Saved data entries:
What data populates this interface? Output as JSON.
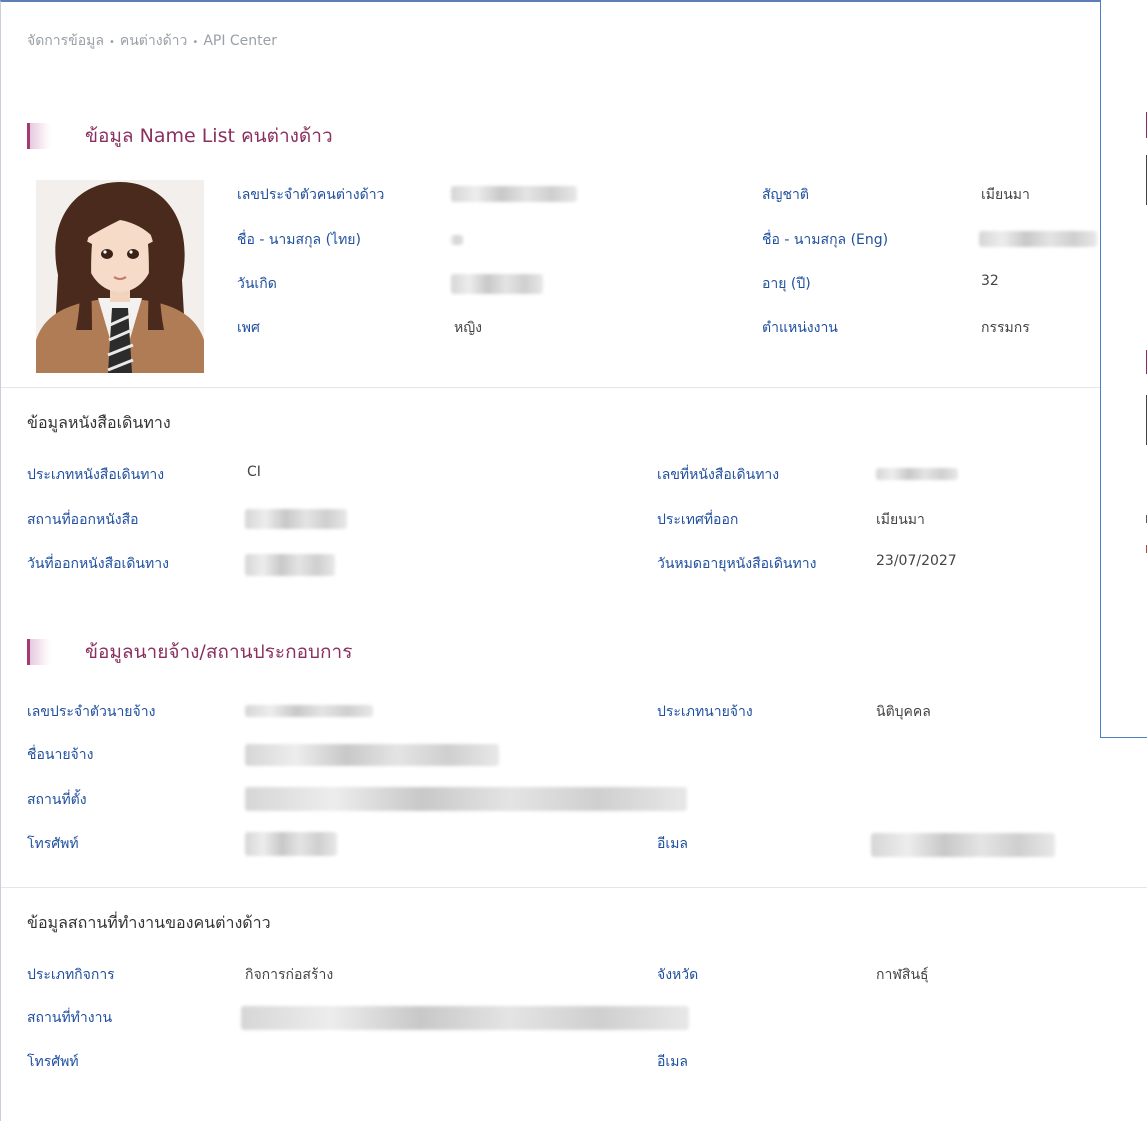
{
  "breadcrumb": {
    "item1": "จัดการข้อมูล",
    "item2": "คนต่างด้าว",
    "item3": "API Center",
    "separator": "•"
  },
  "profile": {
    "title": "ข้อมูล Name List คนต่างด้าว",
    "fields": {
      "id_label": "เลขประจำตัวคนต่างด้าว",
      "name_th_label": "ชื่อ - นามสกุล (ไทย)",
      "dob_label": "วันเกิด",
      "gender_label": "เพศ",
      "gender_value": "หญิง",
      "nationality_label": "สัญชาติ",
      "nationality_value": "เมียนมา",
      "name_en_label": "ชื่อ - นามสกุล (Eng)",
      "age_label": "อายุ (ปี)",
      "age_value": "32",
      "position_label": "ตำแหน่งงาน",
      "position_value": "กรรมกร"
    }
  },
  "passport": {
    "title": "ข้อมูลหนังสือเดินทาง",
    "type_label": "ประเภทหนังสือเดินทาง",
    "type_value": "CI",
    "issue_place_label": "สถานที่ออกหนังสือ",
    "issue_date_label": "วันที่ออกหนังสือเดินทาง",
    "number_label": "เลขที่หนังสือเดินทาง",
    "issue_country_label": "ประเทศที่ออก",
    "issue_country_value": "เมียนมา",
    "expiry_label": "วันหมดอายุหนังสือเดินทาง",
    "expiry_value": "23/07/2027"
  },
  "employer": {
    "title": "ข้อมูลนายจ้าง/สถานประกอบการ",
    "id_label": "เลขประจำตัวนายจ้าง",
    "name_label": "ชื่อนายจ้าง",
    "address_label": "สถานที่ตั้ง",
    "phone_label": "โทรศัพท์",
    "type_label": "ประเภทนายจ้าง",
    "type_value": "นิติบุคคล",
    "email_label": "อีเมล"
  },
  "workplace": {
    "title": "ข้อมูลสถานที่ทำงานของคนต่างด้าว",
    "business_type_label": "ประเภทกิจการ",
    "business_type_value": "กิจการก่อสร้าง",
    "location_label": "สถานที่ทำงาน",
    "phone_label": "โทรศัพท์",
    "province_label": "จังหวัด",
    "province_value": "กาฬสินธุ์",
    "email_label": "อีเมล"
  }
}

• _Description of the task_:
Every record is to be reproduced exactly, with no pictures included.

• _Answer to this problem_:
What data populates this interface? Output as JSON.
{
  "breadcrumb": {
    "item1": "จัดการข้อมูล",
    "item2": "คนต่างด้าว",
    "item3": "API Center",
    "separator": "•"
  },
  "profile": {
    "title": "ข้อมูล Name List คนต่างด้าว",
    "fields": {
      "id_label": "เลขประจำตัวคนต่างด้าว",
      "name_th_label": "ชื่อ - นามสกุล (ไทย)",
      "dob_label": "วันเกิด",
      "gender_label": "เพศ",
      "gender_value": "หญิง",
      "nationality_label": "สัญชาติ",
      "nationality_value": "เมียนมา",
      "name_en_label": "ชื่อ - นามสกุล (Eng)",
      "age_label": "อายุ (ปี)",
      "age_value": "32",
      "position_label": "ตำแหน่งงาน",
      "position_value": "กรรมกร"
    }
  },
  "passport": {
    "title": "ข้อมูลหนังสือเดินทาง",
    "type_label": "ประเภทหนังสือเดินทาง",
    "type_value": "CI",
    "issue_place_label": "สถานที่ออกหนังสือ",
    "issue_date_label": "วันที่ออกหนังสือเดินทาง",
    "number_label": "เลขที่หนังสือเดินทาง",
    "issue_country_label": "ประเทศที่ออก",
    "issue_country_value": "เมียนมา",
    "expiry_label": "วันหมดอายุหนังสือเดินทาง",
    "expiry_value": "23/07/2027"
  },
  "employer": {
    "title": "ข้อมูลนายจ้าง/สถานประกอบการ",
    "id_label": "เลขประจำตัวนายจ้าง",
    "name_label": "ชื่อนายจ้าง",
    "address_label": "สถานที่ตั้ง",
    "phone_label": "โทรศัพท์",
    "type_label": "ประเภทนายจ้าง",
    "type_value": "นิติบุคคล",
    "email_label": "อีเมล"
  },
  "workplace": {
    "title": "ข้อมูลสถานที่ทำงานของคนต่างด้าว",
    "business_type_label": "ประเภทกิจการ",
    "business_type_value": "กิจการก่อสร้าง",
    "location_label": "สถานที่ทำงาน",
    "phone_label": "โทรศัพท์",
    "province_label": "จังหวัด",
    "province_value": "กาฬสินธุ์",
    "email_label": "อีเมล"
  }
}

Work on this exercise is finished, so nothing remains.